--- BEGIN Entries ---

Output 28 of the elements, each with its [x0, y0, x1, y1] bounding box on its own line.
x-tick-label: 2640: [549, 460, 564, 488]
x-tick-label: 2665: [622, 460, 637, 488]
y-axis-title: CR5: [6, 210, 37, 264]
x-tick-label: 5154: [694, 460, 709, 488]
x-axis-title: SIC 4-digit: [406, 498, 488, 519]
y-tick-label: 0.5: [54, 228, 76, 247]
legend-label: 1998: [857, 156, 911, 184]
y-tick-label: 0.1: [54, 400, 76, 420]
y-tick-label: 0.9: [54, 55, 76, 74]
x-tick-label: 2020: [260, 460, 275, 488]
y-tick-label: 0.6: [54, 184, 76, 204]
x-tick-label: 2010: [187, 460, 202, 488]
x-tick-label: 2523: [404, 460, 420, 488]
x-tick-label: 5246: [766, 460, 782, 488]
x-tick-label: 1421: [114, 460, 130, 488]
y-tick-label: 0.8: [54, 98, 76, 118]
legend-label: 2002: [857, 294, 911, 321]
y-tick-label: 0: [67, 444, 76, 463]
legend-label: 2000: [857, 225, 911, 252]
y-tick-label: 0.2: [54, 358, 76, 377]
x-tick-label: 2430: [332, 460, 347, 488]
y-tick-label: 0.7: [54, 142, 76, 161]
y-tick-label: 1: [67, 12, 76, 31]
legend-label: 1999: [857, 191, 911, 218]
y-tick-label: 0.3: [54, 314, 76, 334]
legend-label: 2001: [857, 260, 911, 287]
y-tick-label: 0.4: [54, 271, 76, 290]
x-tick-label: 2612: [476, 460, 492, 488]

--- END Entries ---

Please reproduce the material word for word, from its very first line through the line with "legend-label: 1998: [857, 156, 911, 184]", including both of those lines.

## Reply
Output 28 of the elements, each with its [x0, y0, x1, y1] bounding box on its own line.
x-tick-label: 2640: [549, 460, 564, 488]
x-tick-label: 2665: [622, 460, 637, 488]
y-axis-title: CR5: [6, 210, 37, 264]
x-tick-label: 5154: [694, 460, 709, 488]
x-axis-title: SIC 4-digit: [406, 498, 488, 519]
y-tick-label: 0.5: [54, 228, 76, 247]
legend-label: 1998: [857, 156, 911, 184]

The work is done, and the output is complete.